Leave out every picture, then transcribe the rest of the listing exactly.

GIVEN DATA:
(begin)

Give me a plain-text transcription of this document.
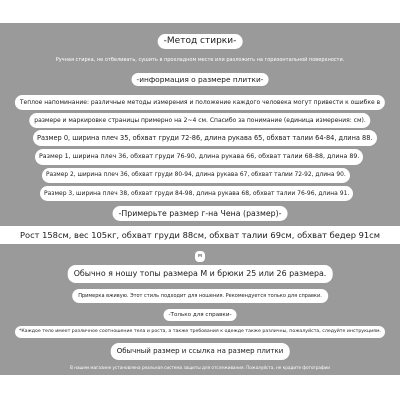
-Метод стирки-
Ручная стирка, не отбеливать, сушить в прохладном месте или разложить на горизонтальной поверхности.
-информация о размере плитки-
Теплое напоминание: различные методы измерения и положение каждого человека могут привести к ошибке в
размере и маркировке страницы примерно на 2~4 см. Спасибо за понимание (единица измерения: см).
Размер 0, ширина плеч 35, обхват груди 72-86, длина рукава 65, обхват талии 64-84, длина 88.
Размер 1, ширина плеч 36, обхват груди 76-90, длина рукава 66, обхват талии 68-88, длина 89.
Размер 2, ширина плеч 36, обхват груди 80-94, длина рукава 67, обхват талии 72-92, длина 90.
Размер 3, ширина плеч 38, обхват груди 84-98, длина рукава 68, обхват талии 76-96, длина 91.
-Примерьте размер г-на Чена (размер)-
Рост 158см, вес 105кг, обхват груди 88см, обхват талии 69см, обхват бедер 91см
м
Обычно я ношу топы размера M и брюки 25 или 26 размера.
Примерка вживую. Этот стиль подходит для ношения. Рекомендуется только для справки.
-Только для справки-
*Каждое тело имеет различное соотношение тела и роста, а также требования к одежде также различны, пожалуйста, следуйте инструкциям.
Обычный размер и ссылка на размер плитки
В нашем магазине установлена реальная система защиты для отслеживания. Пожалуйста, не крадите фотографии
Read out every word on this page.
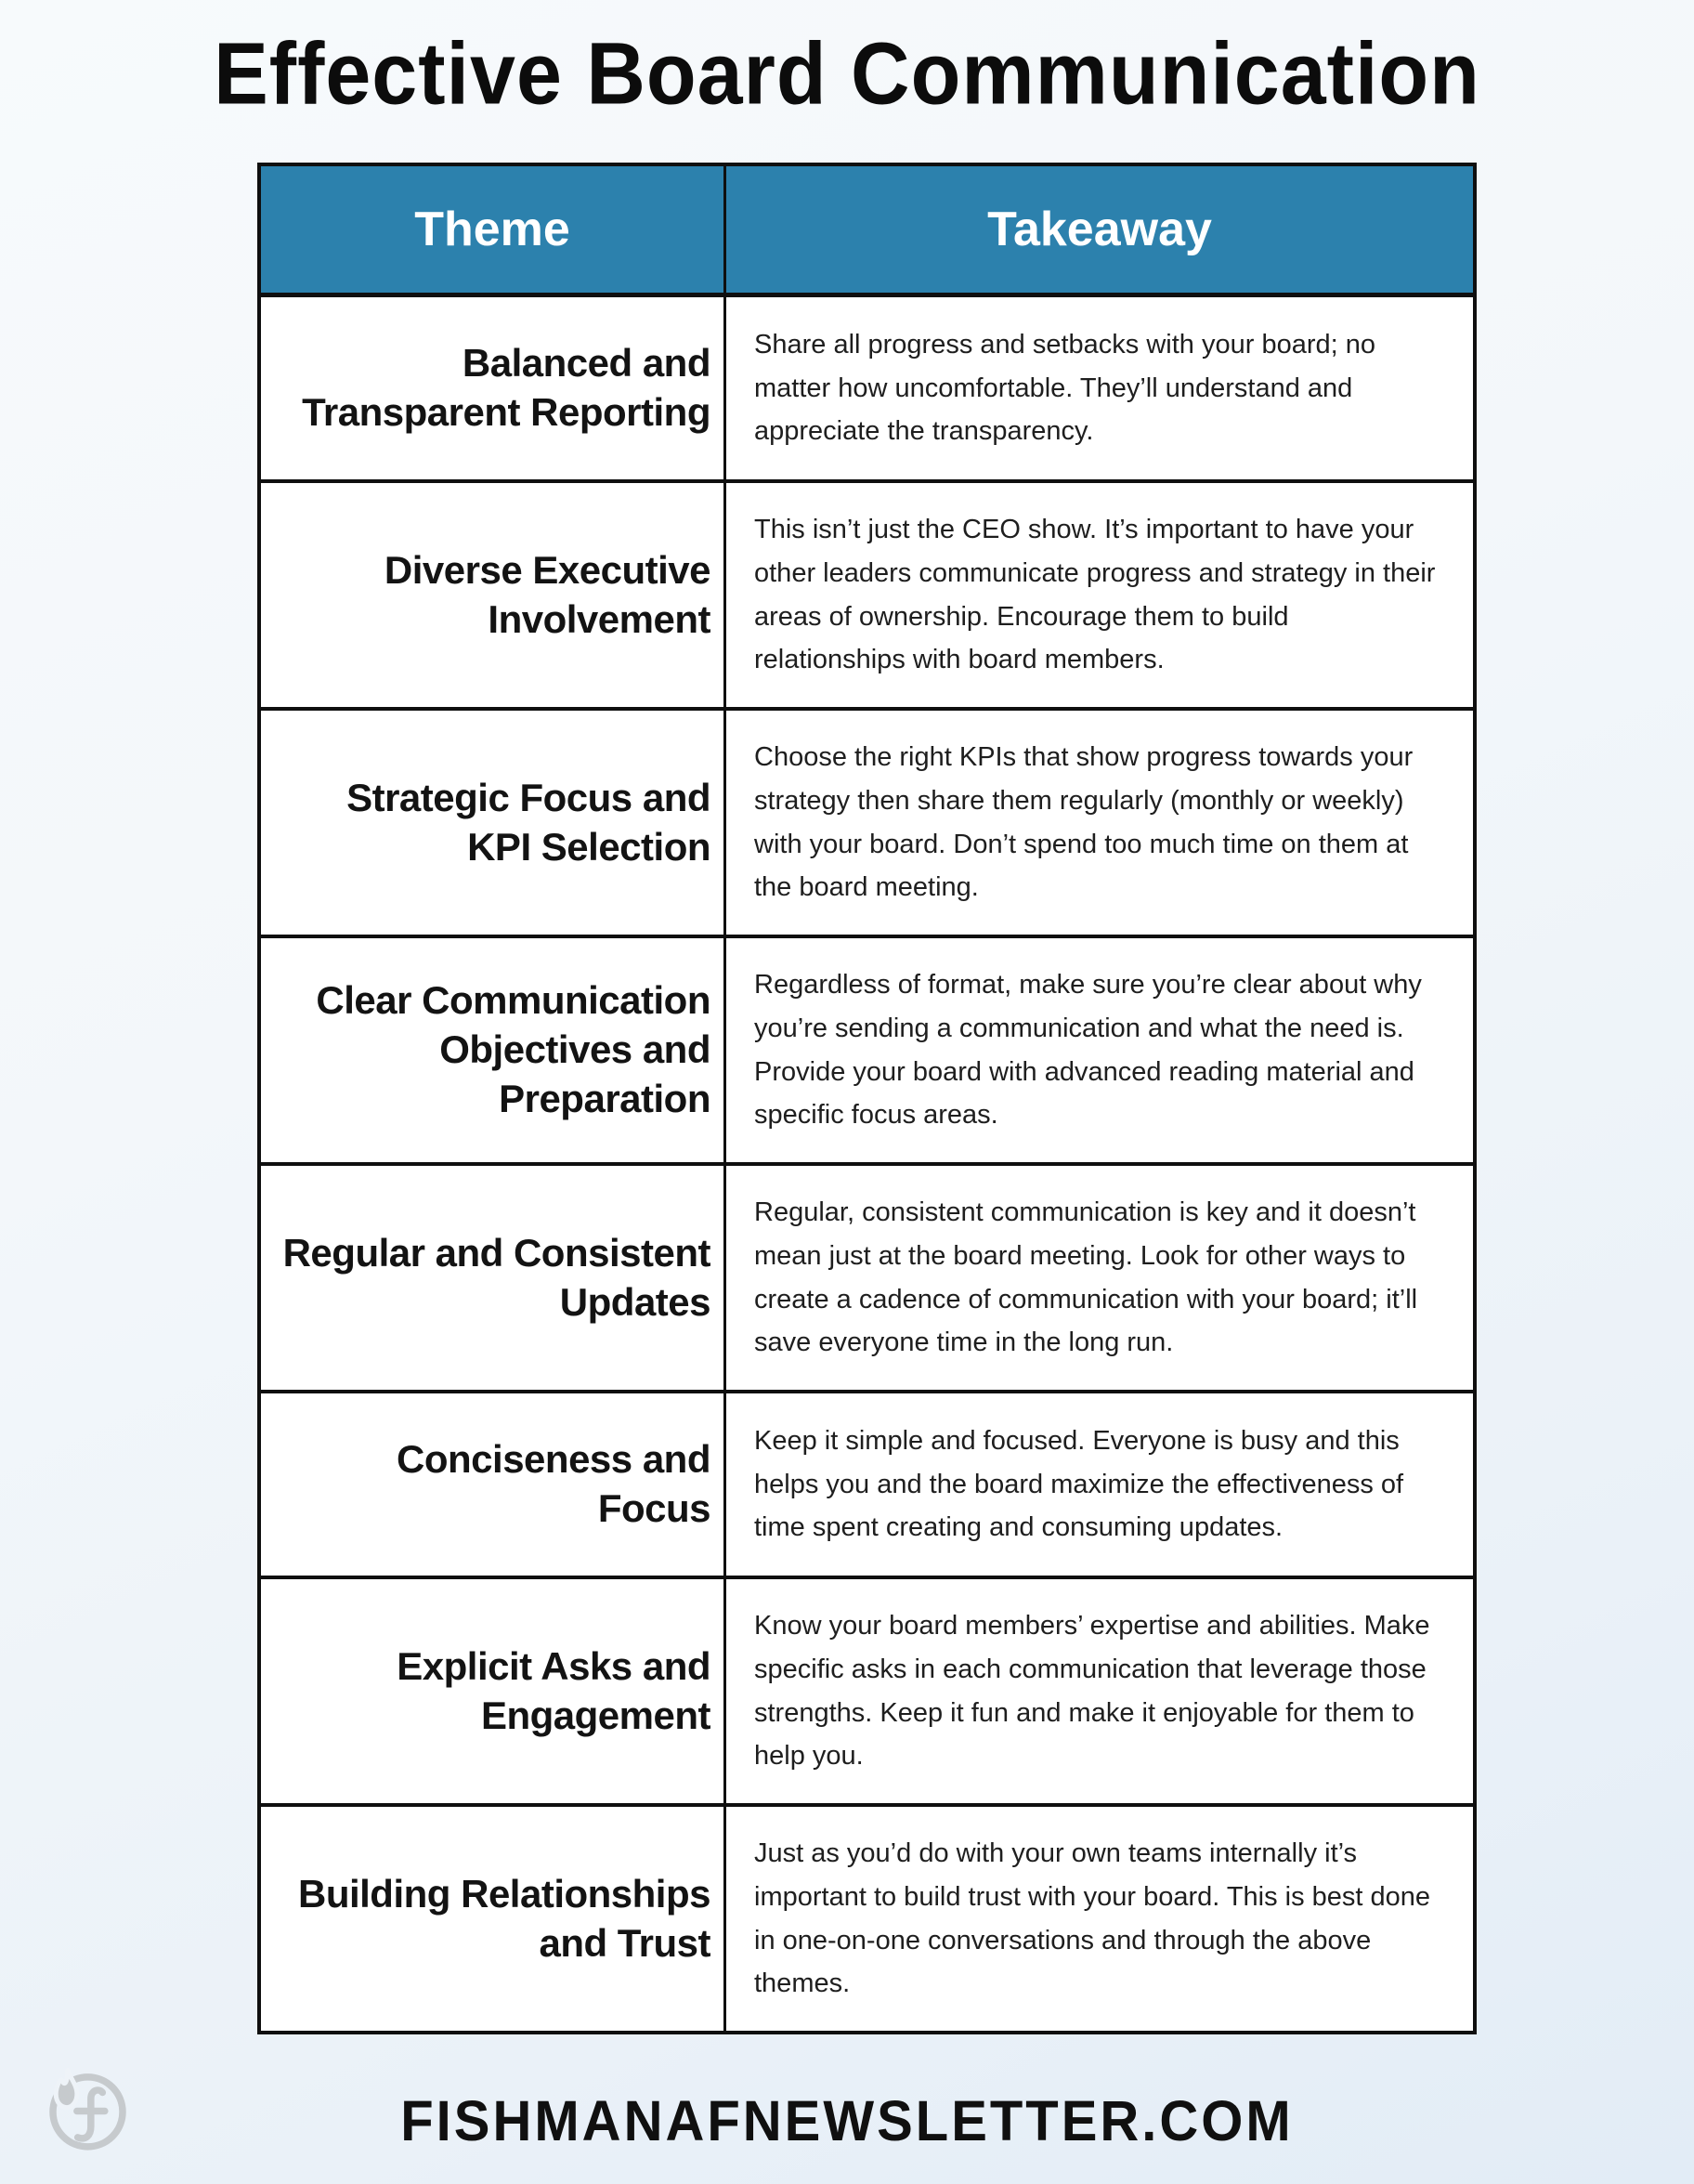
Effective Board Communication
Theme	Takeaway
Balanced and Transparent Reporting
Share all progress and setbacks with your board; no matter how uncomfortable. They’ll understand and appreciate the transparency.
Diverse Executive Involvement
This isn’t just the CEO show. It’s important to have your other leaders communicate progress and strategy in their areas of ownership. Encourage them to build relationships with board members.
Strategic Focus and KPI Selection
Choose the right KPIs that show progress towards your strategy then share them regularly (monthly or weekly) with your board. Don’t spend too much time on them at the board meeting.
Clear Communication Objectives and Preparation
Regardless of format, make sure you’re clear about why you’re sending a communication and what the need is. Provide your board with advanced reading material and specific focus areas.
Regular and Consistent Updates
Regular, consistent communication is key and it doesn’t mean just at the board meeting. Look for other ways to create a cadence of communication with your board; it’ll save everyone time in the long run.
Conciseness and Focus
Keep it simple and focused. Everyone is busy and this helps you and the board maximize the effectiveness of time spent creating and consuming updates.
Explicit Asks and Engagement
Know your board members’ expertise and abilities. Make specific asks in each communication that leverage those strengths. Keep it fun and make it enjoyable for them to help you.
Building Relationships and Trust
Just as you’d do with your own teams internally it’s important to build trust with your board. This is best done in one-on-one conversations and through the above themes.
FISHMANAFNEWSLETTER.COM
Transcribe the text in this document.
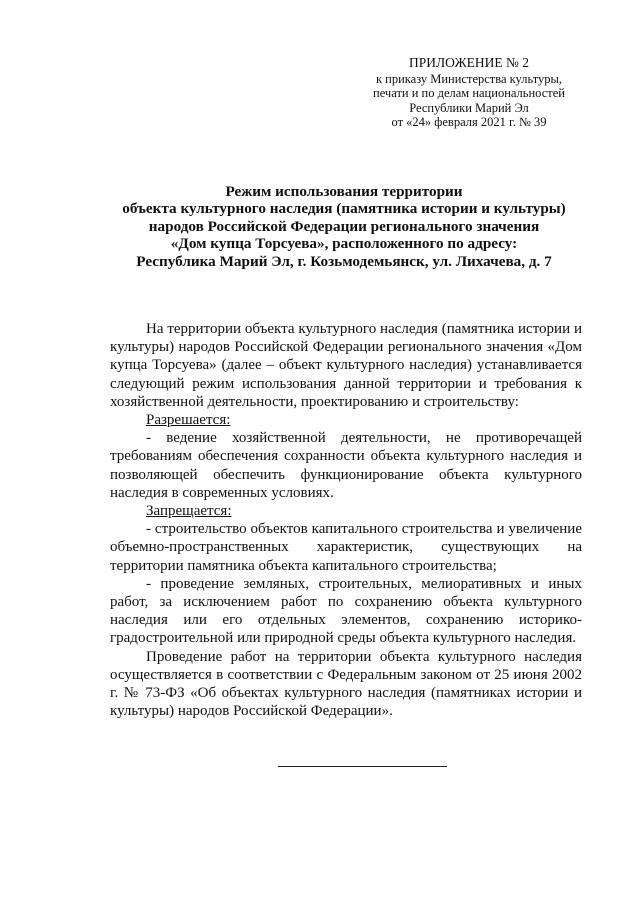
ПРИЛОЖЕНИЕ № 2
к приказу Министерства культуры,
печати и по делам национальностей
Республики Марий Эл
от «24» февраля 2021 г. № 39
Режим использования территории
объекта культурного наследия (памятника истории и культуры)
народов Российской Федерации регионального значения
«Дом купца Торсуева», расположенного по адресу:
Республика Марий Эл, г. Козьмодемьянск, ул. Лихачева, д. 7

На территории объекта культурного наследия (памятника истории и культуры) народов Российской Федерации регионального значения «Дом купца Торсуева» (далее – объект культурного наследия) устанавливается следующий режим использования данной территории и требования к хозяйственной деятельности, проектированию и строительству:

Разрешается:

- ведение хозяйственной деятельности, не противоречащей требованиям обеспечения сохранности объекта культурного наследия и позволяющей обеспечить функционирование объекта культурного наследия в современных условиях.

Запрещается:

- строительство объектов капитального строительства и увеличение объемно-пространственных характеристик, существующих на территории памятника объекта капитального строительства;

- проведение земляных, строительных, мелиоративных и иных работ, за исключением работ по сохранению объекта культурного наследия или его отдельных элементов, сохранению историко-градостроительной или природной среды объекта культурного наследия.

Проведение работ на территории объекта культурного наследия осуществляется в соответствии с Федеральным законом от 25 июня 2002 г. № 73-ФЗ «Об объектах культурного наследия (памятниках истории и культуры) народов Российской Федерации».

(end)

SOLUTION FOR THIS TASK:
Give me a plain-text transcription of this document.
-Метод стирки-
Ручная стирка, не отбеливать, сушить в прохладном месте или разложить на горизонтальной поверхности.
-информация о размере плитки-
Теплое напоминание: различные методы измерения и положение каждого человека могут привести к ошибке в
размере и маркировке страницы примерно на 2~4 см. Спасибо за понимание (единица измерения: см).
Размер 0, ширина плеч 35, обхват груди 72-86, длина рукава 65, обхват талии 64-84, длина 88.
Размер 1, ширина плеч 36, обхват груди 76-90, длина рукава 66, обхват талии 68-88, длина 89.
Размер 2, ширина плеч 36, обхват груди 80-94, длина рукава 67, обхват талии 72-92, длина 90.
Размер 3, ширина плеч 38, обхват груди 84-98, длина рукава 68, обхват талии 76-96, длина 91.
-Примерьте размер г-на Чена (размер)-
Рост 158см, вес 105кг, обхват груди 88см, обхват талии 69см, обхват бедер 91см
м
Обычно я ношу топы размера M и брюки 25 или 26 размера.
Примерка вживую. Этот стиль подходит для ношения. Рекомендуется только для справки.
-Только для справки-
*Каждое тело имеет различное соотношение тела и роста, а также требования к одежде также различны, пожалуйста, следуйте инструкциям.
Обычный размер и ссылка на размер плитки
В нашем магазине установлена реальная система защиты для отслеживания. Пожалуйста, не крадите фотографии
Read out every word on this page.
Effective Board Communication
Theme	Takeaway
Balanced and Transparent Reporting
Share all progress and setbacks with your board; no matter how uncomfortable. They’ll understand and appreciate the transparency.
Diverse Executive Involvement
This isn’t just the CEO show. It’s important to have your other leaders communicate progress and strategy in their areas of ownership. Encourage them to build relationships with board members.
Strategic Focus and KPI Selection
Choose the right KPIs that show progress towards your strategy then share them regularly (monthly or weekly) with your board. Don’t spend too much time on them at the board meeting.
Clear Communication Objectives and Preparation
Regardless of format, make sure you’re clear about why you’re sending a communication and what the need is. Provide your board with advanced reading material and specific focus areas.
Regular and Consistent Updates
Regular, consistent communication is key and it doesn’t mean just at the board meeting. Look for other ways to create a cadence of communication with your board; it’ll save everyone time in the long run.
Conciseness and Focus
Keep it simple and focused. Everyone is busy and this helps you and the board maximize the effectiveness of time spent creating and consuming updates.
Explicit Asks and Engagement
Know your board members’ expertise and abilities. Make specific asks in each communication that leverage those strengths. Keep it fun and make it enjoyable for them to help you.
Building Relationships and Trust
Just as you’d do with your own teams internally it’s important to build trust with your board. This is best done in one-on-one conversations and through the above themes.
FISHMANAFNEWSLETTER.COM
Transcribe the text in this document.
ПРИЛОЖЕНИЕ № 2
к приказу Министерства культуры,
печати и по делам национальностей
Республики Марий Эл
от «24» февраля 2021 г. № 39
Режим использования территории
объекта культурного наследия (памятника истории и культуры)
народов Российской Федерации регионального значения
«Дом купца Торсуева», расположенного по адресу:
Республика Марий Эл, г. Козьмодемьянск, ул. Лихачева, д. 7

На территории объекта культурного наследия (памятника истории и культуры) народов Российской Федерации регионального значения «Дом купца Торсуева» (далее – объект культурного наследия) устанавливается следующий режим использования данной территории и требования к хозяйственной деятельности, проектированию и строительству:

Разрешается:

- ведение хозяйственной деятельности, не противоречащей требованиям обеспечения сохранности объекта культурного наследия и позволяющей обеспечить функционирование объекта культурного наследия в современных условиях.

Запрещается:

- строительство объектов капитального строительства и увеличение объемно-пространственных характеристик, существующих на территории памятника объекта капитального строительства;

- проведение земляных, строительных, мелиоративных и иных работ, за исключением работ по сохранению объекта культурного наследия или его отдельных элементов, сохранению историко-градостроительной или природной среды объекта культурного наследия.

Проведение работ на территории объекта культурного наследия осуществляется в соответствии с Федеральным законом от 25 июня 2002 г. № 73-ФЗ «Об объектах культурного наследия (памятниках истории и культуры) народов Российской Федерации».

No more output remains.